**DATASET ROWS**
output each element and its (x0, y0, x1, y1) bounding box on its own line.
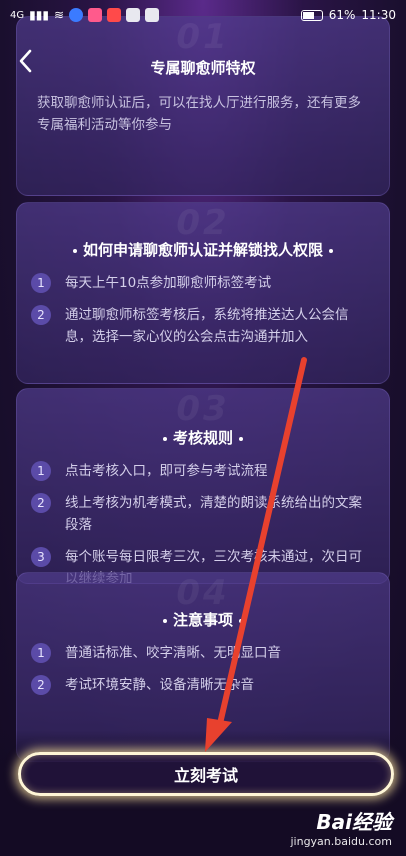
list-item: 2 通过聊愈师标签考核后，系统将推送达人公会信息，选择一家心仪的公会点击沟通并加… (31, 304, 373, 348)
start-exam-button[interactable]: 立刻考试 (18, 752, 394, 796)
card-title-text: 考核规则 (172, 429, 233, 447)
rule-list: 1 点击考核入口，即可参与考试流程 2 线上考核为机考模式，清楚的朗读系统给出的… (17, 460, 389, 583)
step-list: 1 每天上午10点参加聊愈师标签考试 2 通过聊愈师标签考核后，系统将推送达人公… (17, 272, 389, 348)
clock: 11:30 (361, 8, 396, 22)
title-dot-icon (329, 248, 333, 253)
card-title-text: 专属聊愈师特权 (150, 59, 256, 77)
list-item: 1 每天上午10点参加聊愈师标签考试 (31, 272, 373, 294)
card-title: 注意事项 (17, 609, 389, 630)
wifi-icon: ≋ (53, 8, 64, 22)
notification-app-icon (145, 8, 159, 22)
title-dot-icon (239, 436, 243, 441)
step-text: 通过聊愈师标签考核后，系统将推送达人公会信息，选择一家心仪的公会点击沟通并加入 (65, 307, 349, 345)
signal-bars-icon: ▮▮▮ (29, 8, 49, 22)
status-bar: 4G ▮▮▮ ≋ 61% 11:30 (0, 0, 406, 30)
notes-list: 1 普通话标准、咬字清晰、无明显口音 2 考试环境安静、设备清晰无杂音 (17, 642, 389, 696)
watermark: Bai经验 jingyan.baidu.com (290, 806, 392, 848)
card-number: 03 (176, 389, 230, 429)
card-title: 如何申请聊愈师认证并解锁找人权限 (17, 239, 389, 260)
card-title-text: 注意事项 (172, 611, 233, 629)
card-number: 04 (176, 573, 230, 613)
watermark-logo: Bai经验 (316, 810, 392, 834)
step-number-badge: 3 (31, 547, 51, 567)
step-number-badge: 2 (31, 305, 51, 325)
notification-app-icon (107, 8, 121, 22)
battery-icon (300, 9, 323, 21)
battery-percent: 61% (328, 8, 356, 22)
title-dot-icon (162, 436, 167, 441)
chevron-left-icon (19, 49, 32, 73)
step-number-badge: 1 (31, 461, 51, 481)
list-item: 2 考试环境安静、设备清晰无杂音 (31, 674, 373, 696)
title-dot-icon (72, 248, 77, 253)
step-number-badge: 1 (31, 273, 51, 293)
rule-text: 线上考核为机考模式，清楚的朗读系统给出的文案段落 (65, 495, 362, 533)
rule-text: 点击考核入口，即可参与考试流程 (65, 463, 268, 479)
card-how-to-apply: 02 如何申请聊愈师认证并解锁找人权限 1 每天上午10点参加聊愈师标签考试 2… (16, 202, 390, 384)
title-dot-icon (162, 618, 167, 623)
notification-app-icon (69, 8, 83, 22)
step-text: 每天上午10点参加聊愈师标签考试 (65, 275, 272, 291)
step-number-badge: 2 (31, 675, 51, 695)
back-button[interactable] (14, 46, 38, 76)
card-number: 02 (176, 203, 230, 243)
card-title: 考核规则 (17, 427, 389, 448)
title-dot-icon (239, 618, 243, 623)
list-item: 1 普通话标准、咬字清晰、无明显口音 (31, 642, 373, 664)
step-number-badge: 2 (31, 493, 51, 513)
list-item: 1 点击考核入口，即可参与考试流程 (31, 460, 373, 482)
step-number-badge: 1 (31, 643, 51, 663)
notification-app-icon (126, 8, 140, 22)
card-title-text: 如何申请聊愈师认证并解锁找人权限 (82, 241, 323, 259)
list-item: 2 线上考核为机考模式，清楚的朗读系统给出的文案段落 (31, 492, 373, 536)
note-text: 普通话标准、咬字清晰、无明显口音 (65, 645, 281, 661)
card-description: 获取聊愈师认证后，可以在找人厅进行服务，还有更多专属福利活动等你参与 (37, 95, 361, 133)
watermark-url: jingyan.baidu.com (290, 835, 392, 848)
note-text: 考试环境安静、设备清晰无杂音 (65, 677, 254, 693)
card-exam-rules: 03 考核规则 1 点击考核入口，即可参与考试流程 2 线上考核为机考模式，清楚… (16, 388, 390, 584)
card-privileges: 01 专属聊愈师特权 获取聊愈师认证后，可以在找人厅进行服务，还有更多专属福利活… (16, 16, 390, 196)
card-title: 专属聊愈师特权 (17, 57, 389, 78)
notification-app-icon (88, 8, 102, 22)
signal-indicator: 4G (10, 9, 25, 21)
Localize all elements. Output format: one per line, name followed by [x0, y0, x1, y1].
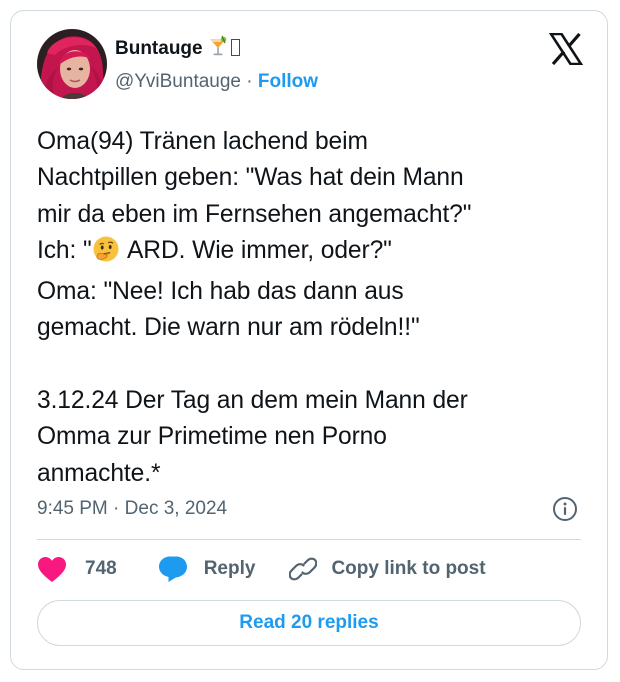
- thinking-face-icon: [92, 235, 120, 274]
- tweet-line-suffix: ARD. Wie immer, oder?": [121, 236, 392, 264]
- display-name-text: Buntauge: [115, 38, 203, 59]
- handle-separator: ·: [246, 71, 253, 92]
- divider: [37, 539, 581, 540]
- x-logo-icon[interactable]: [548, 32, 584, 66]
- tweet-line: 3.12.24 Der Tag an dem mein Mann der: [37, 387, 468, 415]
- copy-link-label: Copy link to post: [331, 558, 486, 579]
- info-icon[interactable]: [551, 495, 579, 523]
- cocktail-glass-icon: [207, 35, 229, 64]
- timestamp-separator: ·: [113, 498, 120, 519]
- tweet-line: Omma zur Primetime nen Porno: [37, 423, 387, 451]
- reply-bubble-icon: [158, 556, 187, 582]
- avatar[interactable]: [37, 29, 107, 99]
- tweet-timestamp[interactable]: 9:45 PM · Dec 3, 2024: [37, 497, 227, 521]
- read-replies-button[interactable]: Read 20 replies: [37, 600, 581, 646]
- tweet-line: anmachte.*: [37, 459, 161, 487]
- heart-icon: [38, 556, 66, 582]
- tweet-date: Dec 3, 2024: [124, 498, 228, 519]
- tweet-line: Nachtpillen geben: "Was hat dein Mann: [37, 164, 464, 192]
- missing-glyph-icon: [230, 39, 240, 56]
- reply-label: Reply: [203, 558, 256, 579]
- tweet-card: Buntauge @YviBuntauge · Follow Oma(94) T…: [10, 10, 608, 670]
- handle-row: @YviBuntauge · Follow: [115, 70, 318, 94]
- avatar-image: [37, 29, 107, 99]
- author-display-name[interactable]: Buntauge: [115, 35, 240, 64]
- copy-link-button[interactable]: Copy link to post: [289, 555, 486, 583]
- author-handle[interactable]: @YviBuntauge: [115, 71, 241, 92]
- link-icon: [289, 557, 318, 581]
- tweet-time: 9:45 PM: [37, 498, 108, 519]
- like-count: 748: [85, 558, 117, 579]
- tweet-text: Oma(94) Tränen lachend beim Nachtpillen g…: [37, 124, 597, 492]
- reply-button[interactable]: Reply: [158, 555, 256, 583]
- follow-button[interactable]: Follow: [258, 71, 318, 92]
- tweet-line-prefix: Ich: ": [37, 236, 92, 264]
- tweet-line: mir da eben im Fernsehen angemacht?": [37, 200, 472, 228]
- like-button[interactable]: 748: [37, 556, 117, 583]
- tweet-line: Ich: " ARD. Wie immer, oder?": [37, 233, 597, 274]
- action-bar: 748 Reply Copy link to post: [37, 554, 486, 584]
- tweet-line: Oma: "Nee! Ich hab das dann aus: [37, 278, 404, 306]
- tweet-line: gemacht. Die warn nur am rödeln!!": [37, 314, 420, 342]
- tweet-line: Oma(94) Tränen lachend beim: [37, 128, 368, 155]
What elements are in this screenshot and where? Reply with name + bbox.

**AIM**
Take the lines of the records starting with the line that contains "- thinking-face-icon: [92, 235, 120, 274]" and going on through the line that contains "- link-icon: [289, 557, 318, 581]". Give back only those lines, swapping "Copy link to post" for "Share link" and keeping everything else the same.

**RESPONSE FOR THIS EXERCISE**
- thinking-face-icon: [92, 235, 120, 274]
- tweet-line-suffix: ARD. Wie immer, oder?": [121, 236, 392, 264]
- display-name-text: Buntauge: [115, 38, 203, 59]
- handle-separator: ·: [246, 71, 253, 92]
- divider: [37, 539, 581, 540]
- x-logo-icon[interactable]: [548, 32, 584, 66]
- tweet-line: 3.12.24 Der Tag an dem mein Mann der: [37, 387, 468, 415]
- copy-link-label: Share link: [331, 558, 486, 579]
- info-icon[interactable]: [551, 495, 579, 523]
- cocktail-glass-icon: [207, 35, 229, 64]
- timestamp-separator: ·: [113, 498, 120, 519]
- tweet-line: Omma zur Primetime nen Porno: [37, 423, 387, 451]
- reply-bubble-icon: [158, 556, 187, 582]
- avatar[interactable]: [37, 29, 107, 99]
- tweet-timestamp[interactable]: 9:45 PM · Dec 3, 2024: [37, 497, 227, 521]
- read-replies-button[interactable]: Read 20 replies: [37, 600, 581, 646]
- tweet-line: anmachte.*: [37, 459, 161, 487]
- heart-icon: [38, 556, 66, 582]
- tweet-date: Dec 3, 2024: [124, 498, 228, 519]
- tweet-line: Nachtpillen geben: "Was hat dein Mann: [37, 164, 464, 192]
- missing-glyph-icon: [230, 39, 240, 56]
- reply-label: Reply: [203, 558, 256, 579]
- tweet-card: Buntauge @YviBuntauge · Follow Oma(94) T…: [10, 10, 608, 670]
- handle-row: @YviBuntauge · Follow: [115, 70, 318, 94]
- avatar-image: [37, 29, 107, 99]
- author-display-name[interactable]: Buntauge: [115, 35, 240, 64]
- copy-link-button[interactable]: Share link: [289, 555, 486, 583]
- author-handle[interactable]: @YviBuntauge: [115, 71, 241, 92]
- link-icon: [289, 557, 318, 581]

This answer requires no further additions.